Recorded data
----

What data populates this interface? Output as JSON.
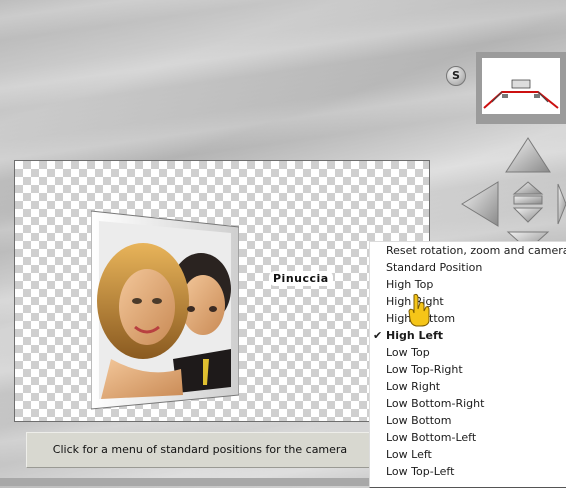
{
  "toolbar": {
    "s_button_label": "S"
  },
  "preview": {
    "thumbnail_icon": "camera-thumbnail-icon"
  },
  "canvas": {
    "watermark_text": "Pinuccia"
  },
  "status_bar": {
    "text": "Click for a menu of standard positions for the camera"
  },
  "menu": {
    "items": [
      {
        "label": "Reset rotation, zoom and camera",
        "checked": false,
        "bold": false
      },
      {
        "label": "Standard Position",
        "checked": false,
        "bold": false
      },
      {
        "label": "High Top",
        "checked": false,
        "bold": false
      },
      {
        "label": "High Right",
        "checked": false,
        "bold": false
      },
      {
        "label": "High Bottom",
        "checked": false,
        "bold": false
      },
      {
        "label": "High Left",
        "checked": true,
        "bold": true
      },
      {
        "label": "Low Top",
        "checked": false,
        "bold": false
      },
      {
        "label": "Low Top-Right",
        "checked": false,
        "bold": false
      },
      {
        "label": "Low Right",
        "checked": false,
        "bold": false
      },
      {
        "label": "Low Bottom-Right",
        "checked": false,
        "bold": false
      },
      {
        "label": "Low Bottom",
        "checked": false,
        "bold": false
      },
      {
        "label": "Low Bottom-Left",
        "checked": false,
        "bold": false
      },
      {
        "label": "Low Left",
        "checked": false,
        "bold": false
      },
      {
        "label": "Low Top-Left",
        "checked": false,
        "bold": false
      }
    ],
    "check_mark": "✔"
  },
  "colors": {
    "accent_red": "#cc1010",
    "arrow_gray": "#9a9a9a"
  }
}
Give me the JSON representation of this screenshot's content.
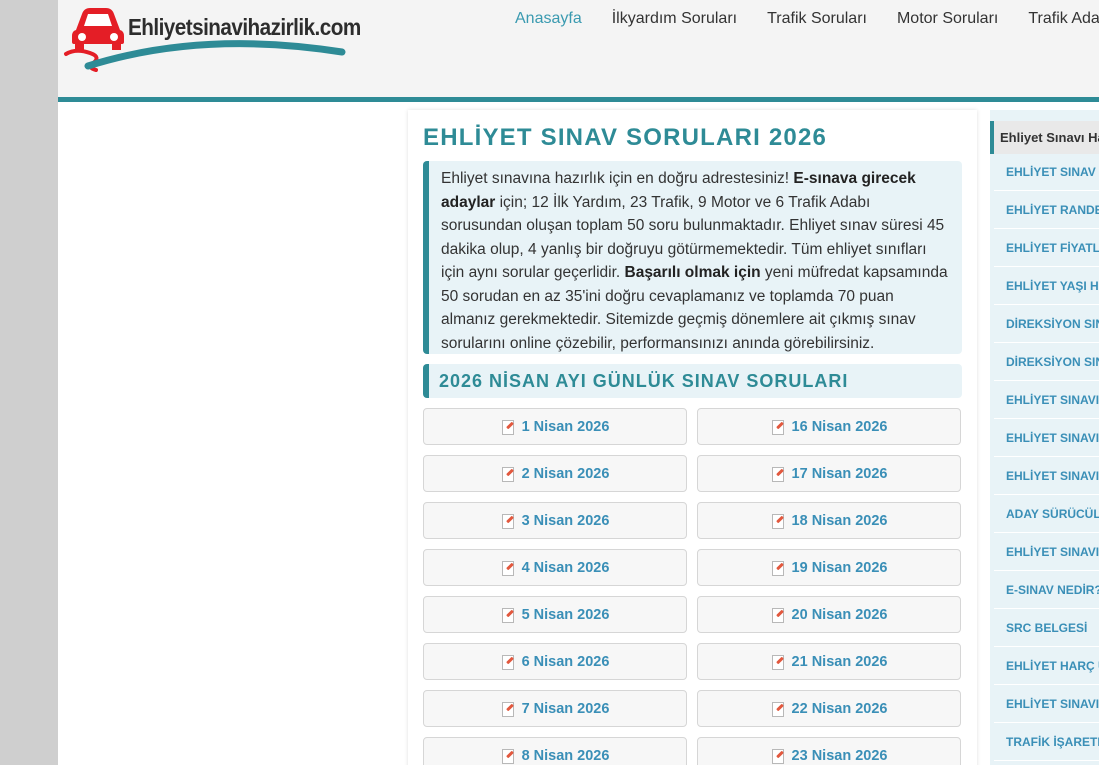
{
  "site": {
    "logo_text": "Ehliyetsinavihazirlik.com"
  },
  "nav": [
    {
      "label": "Anasayfa",
      "active": true
    },
    {
      "label": "İlkyardım Soruları",
      "active": false
    },
    {
      "label": "Trafik Soruları",
      "active": false
    },
    {
      "label": "Motor Soruları",
      "active": false
    },
    {
      "label": "Trafik Adabı",
      "active": false
    }
  ],
  "main": {
    "title": "EHLİYET SINAV SORULARI 2026",
    "intro": {
      "t1": "Ehliyet sınavına hazırlık için en doğru adrestesiniz! ",
      "b1": "E-sınava girecek adaylar",
      "t2": " için; 12 İlk Yardım, 23 Trafik, 9 Motor ve 6 Trafik Adabı sorusundan oluşan toplam 50 soru bulunmaktadır. Ehliyet sınav süresi 45 dakika olup, 4 yanlış bir doğruyu götürmemektedir. Tüm ehliyet sınıfları için aynı sorular geçerlidir. ",
      "b2": "Başarılı olmak için",
      "t3": " yeni müfredat kapsamında 50 sorudan en az 35'ini doğru cevaplamanız ve toplamda 70 puan almanız gerekmektedir. Sitemizde geçmiş dönemlere ait çıkmış sınav sorularını online çözebilir, performansınızı anında görebilirsiniz."
    },
    "section_heading": "2026 NİSAN AYI GÜNLÜK SINAV SORULARI",
    "days_left": [
      "1 Nisan 2026",
      "2 Nisan 2026",
      "3 Nisan 2026",
      "4 Nisan 2026",
      "5 Nisan 2026",
      "6 Nisan 2026",
      "7 Nisan 2026",
      "8 Nisan 2026"
    ],
    "days_right": [
      "16 Nisan 2026",
      "17 Nisan 2026",
      "18 Nisan 2026",
      "19 Nisan 2026",
      "20 Nisan 2026",
      "21 Nisan 2026",
      "22 Nisan 2026",
      "23 Nisan 2026"
    ]
  },
  "sidebar": {
    "heading": "Ehliyet Sınavı Hakkında",
    "items": [
      "EHLİYET SINAV TARİHLERİ",
      "EHLİYET RANDEVU ALMA",
      "EHLİYET FİYATLARI",
      "EHLİYET YAŞI HESAPLAMA",
      "DİREKSİYON SINAVI",
      "DİREKSİYON SINAVI PUANLAMA",
      "EHLİYET SINAVINDA KOPYA",
      "EHLİYET SINAVINDA KAÇ YANLIŞ",
      "EHLİYET SINAVI BAŞARI",
      "ADAY SÜRÜCÜLÜK BELGESİ",
      "EHLİYET SINAVI ÜCRETİ",
      "E-SINAV NEDİR?",
      "SRC BELGESİ",
      "EHLİYET HARÇ ÜCRETİ",
      "EHLİYET SINAVI SONUÇLARI",
      "TRAFİK İŞARETLERİ"
    ]
  }
}
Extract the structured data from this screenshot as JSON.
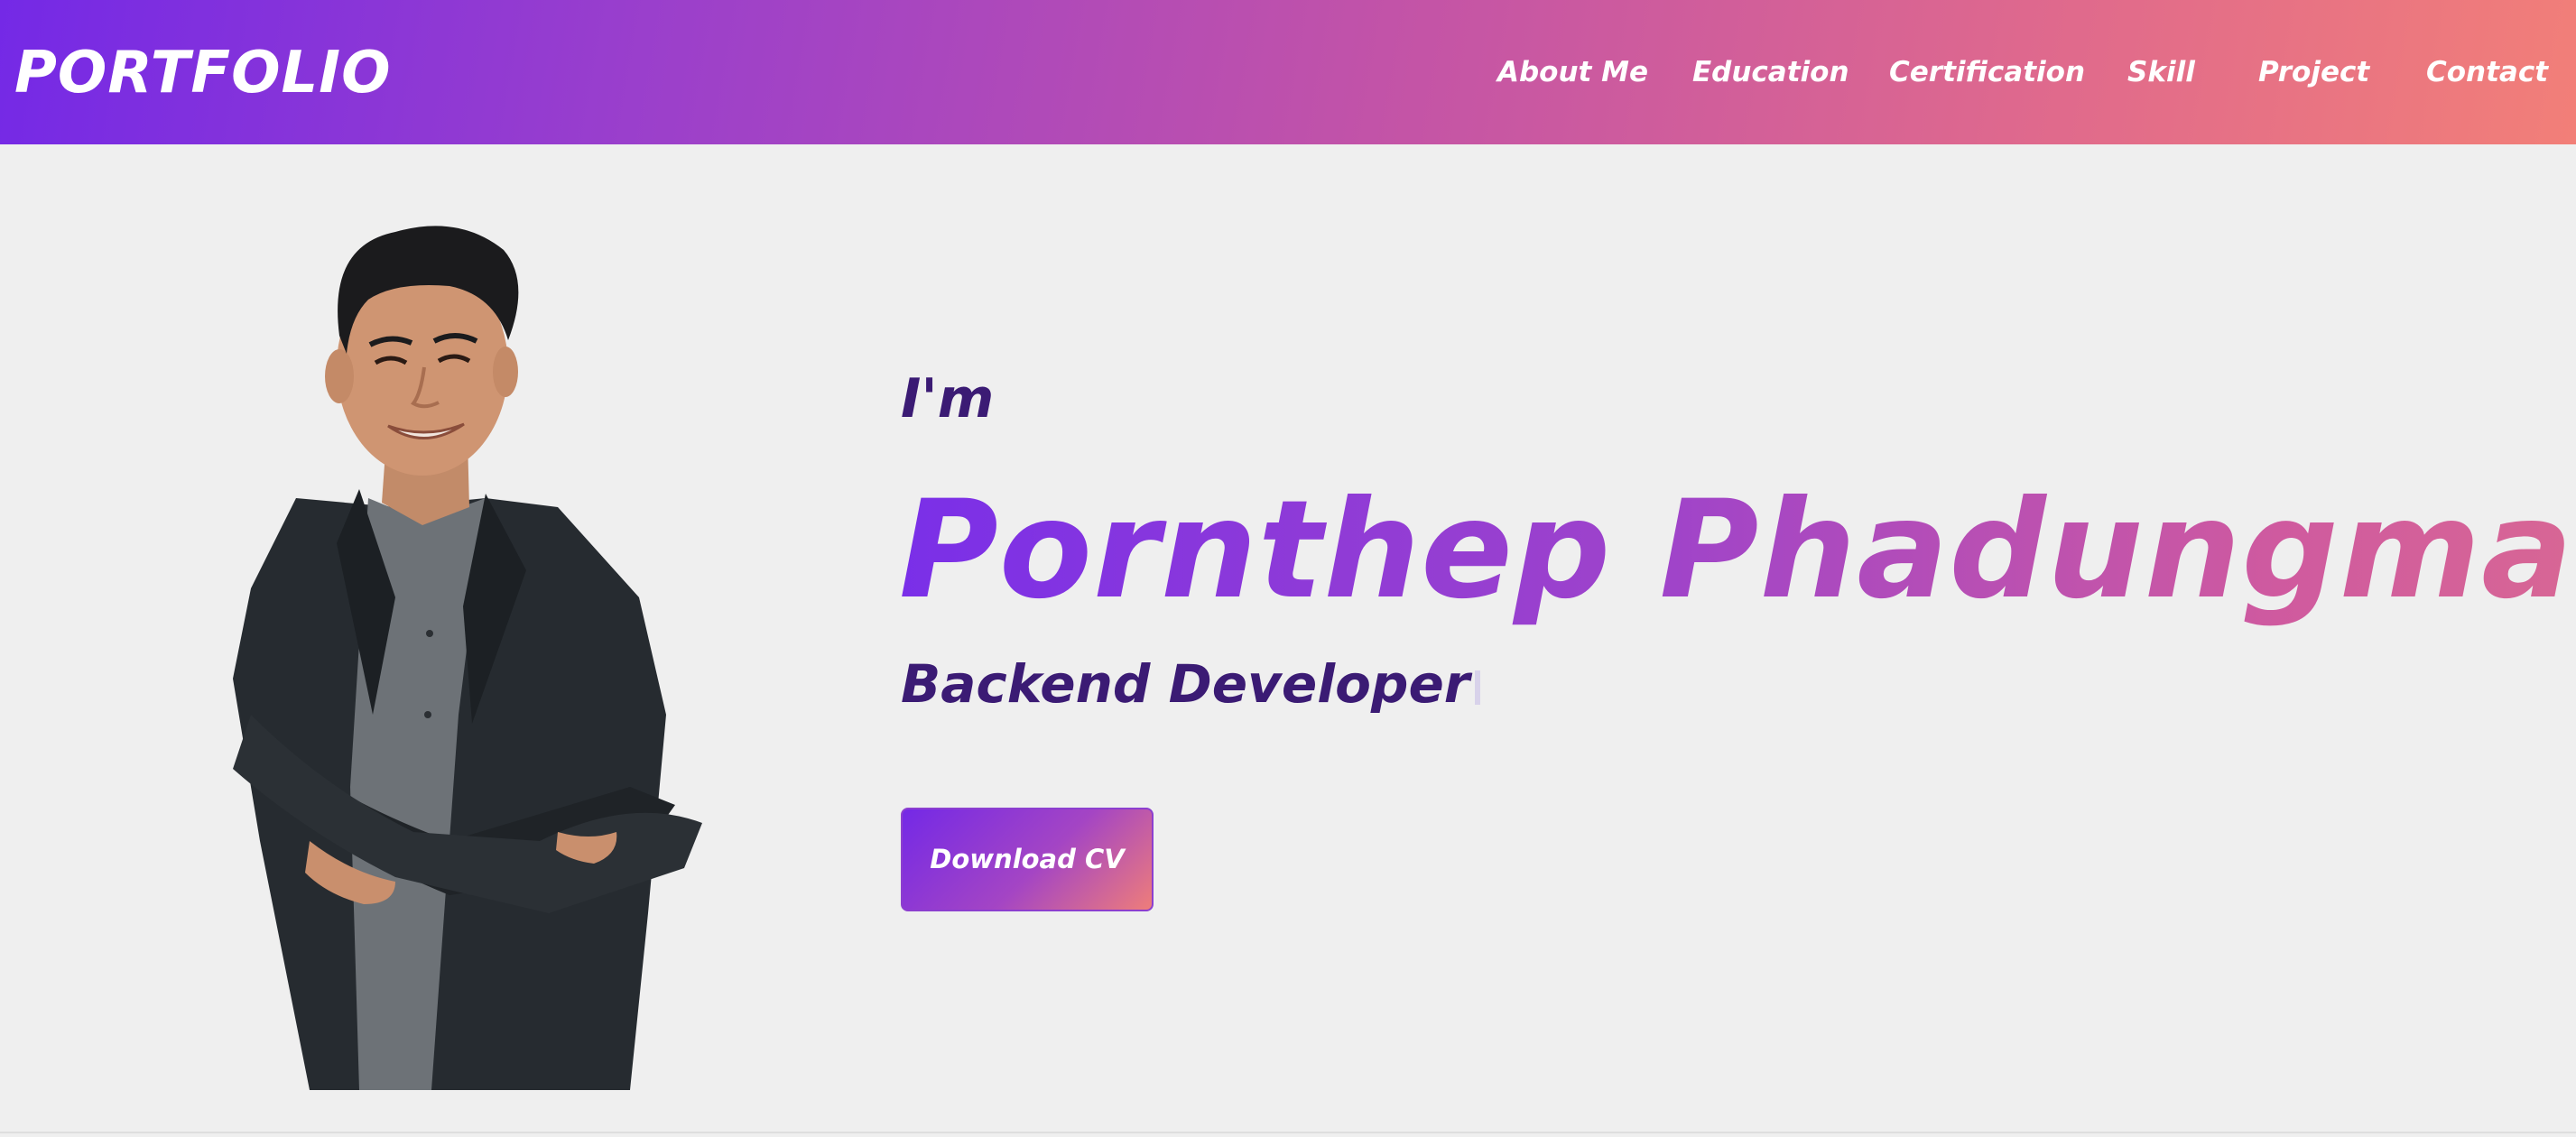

----

## [THE EXERCISE]
All records must be output exactly as they are, except for the pictures, which are left out.

## [OUTPUT FOR THIS EXERCISE]
What data populates this interface? Output as JSON.
{
  "toolbar": {
    "s_button_label": "S"
  },
  "preview": {
    "thumbnail_icon": "camera-thumbnail-icon"
  },
  "canvas": {
    "watermark_text": "Pinuccia"
  },
  "status_bar": {
    "text": "Click for a menu of standard positions for the camera"
  },
  "menu": {
    "items": [
      {
        "label": "Reset rotation, zoom and camera",
        "checked": false,
        "bold": false
      },
      {
        "label": "Standard Position",
        "checked": false,
        "bold": false
      },
      {
        "label": "High Top",
        "checked": false,
        "bold": false
      },
      {
        "label": "High Right",
        "checked": false,
        "bold": false
      },
      {
        "label": "High Bottom",
        "checked": false,
        "bold": false
      },
      {
        "label": "High Left",
        "checked": true,
        "bold": true
      },
      {
        "label": "Low Top",
        "checked": false,
        "bold": false
      },
      {
        "label": "Low Top-Right",
        "checked": false,
        "bold": false
      },
      {
        "label": "Low Right",
        "checked": false,
        "bold": false
      },
      {
        "label": "Low Bottom-Right",
        "checked": false,
        "bold": false
      },
      {
        "label": "Low Bottom",
        "checked": false,
        "bold": false
      },
      {
        "label": "Low Bottom-Left",
        "checked": false,
        "bold": false
      },
      {
        "label": "Low Left",
        "checked": false,
        "bold": false
      },
      {
        "label": "Low Top-Left",
        "checked": false,
        "bold": false
      }
    ],
    "check_mark": "✔"
  },
  "colors": {
    "accent_red": "#cc1010",
    "arrow_gray": "#9a9a9a"
  }
}
Give me the JSON representation of this screenshot's content.
{
  "site": {
    "logo_text": "Ehliyetsinavihazirlik.com"
  },
  "nav": [
    {
      "label": "Anasayfa",
      "active": true
    },
    {
      "label": "İlkyardım Soruları",
      "active": false
    },
    {
      "label": "Trafik Soruları",
      "active": false
    },
    {
      "label": "Motor Soruları",
      "active": false
    },
    {
      "label": "Trafik Adabı",
      "active": false
    }
  ],
  "main": {
    "title": "EHLİYET SINAV SORULARI 2026",
    "intro": {
      "t1": "Ehliyet sınavına hazırlık için en doğru adrestesiniz! ",
      "b1": "E-sınava girecek adaylar",
      "t2": " için; 12 İlk Yardım, 23 Trafik, 9 Motor ve 6 Trafik Adabı sorusundan oluşan toplam 50 soru bulunmaktadır. Ehliyet sınav süresi 45 dakika olup, 4 yanlış bir doğruyu götürmemektedir. Tüm ehliyet sınıfları için aynı sorular geçerlidir. ",
      "b2": "Başarılı olmak için",
      "t3": " yeni müfredat kapsamında 50 sorudan en az 35'ini doğru cevaplamanız ve toplamda 70 puan almanız gerekmektedir. Sitemizde geçmiş dönemlere ait çıkmış sınav sorularını online çözebilir, performansınızı anında görebilirsiniz."
    },
    "section_heading": "2026 NİSAN AYI GÜNLÜK SINAV SORULARI",
    "days_left": [
      "1 Nisan 2026",
      "2 Nisan 2026",
      "3 Nisan 2026",
      "4 Nisan 2026",
      "5 Nisan 2026",
      "6 Nisan 2026",
      "7 Nisan 2026",
      "8 Nisan 2026"
    ],
    "days_right": [
      "16 Nisan 2026",
      "17 Nisan 2026",
      "18 Nisan 2026",
      "19 Nisan 2026",
      "20 Nisan 2026",
      "21 Nisan 2026",
      "22 Nisan 2026",
      "23 Nisan 2026"
    ]
  },
  "sidebar": {
    "heading": "Ehliyet Sınavı Hakkında",
    "items": [
      "EHLİYET SINAV TARİHLERİ",
      "EHLİYET RANDEVU ALMA",
      "EHLİYET FİYATLARI",
      "EHLİYET YAŞI HESAPLAMA",
      "DİREKSİYON SINAVI",
      "DİREKSİYON SINAVI PUANLAMA",
      "EHLİYET SINAVINDA KOPYA",
      "EHLİYET SINAVINDA KAÇ YANLIŞ",
      "EHLİYET SINAVI BAŞARI",
      "ADAY SÜRÜCÜLÜK BELGESİ",
      "EHLİYET SINAVI ÜCRETİ",
      "E-SINAV NEDİR?",
      "SRC BELGESİ",
      "EHLİYET HARÇ ÜCRETİ",
      "EHLİYET SINAVI SONUÇLARI",
      "TRAFİK İŞARETLERİ"
    ]
  }
}
Extract the structured data from this screenshot as JSON.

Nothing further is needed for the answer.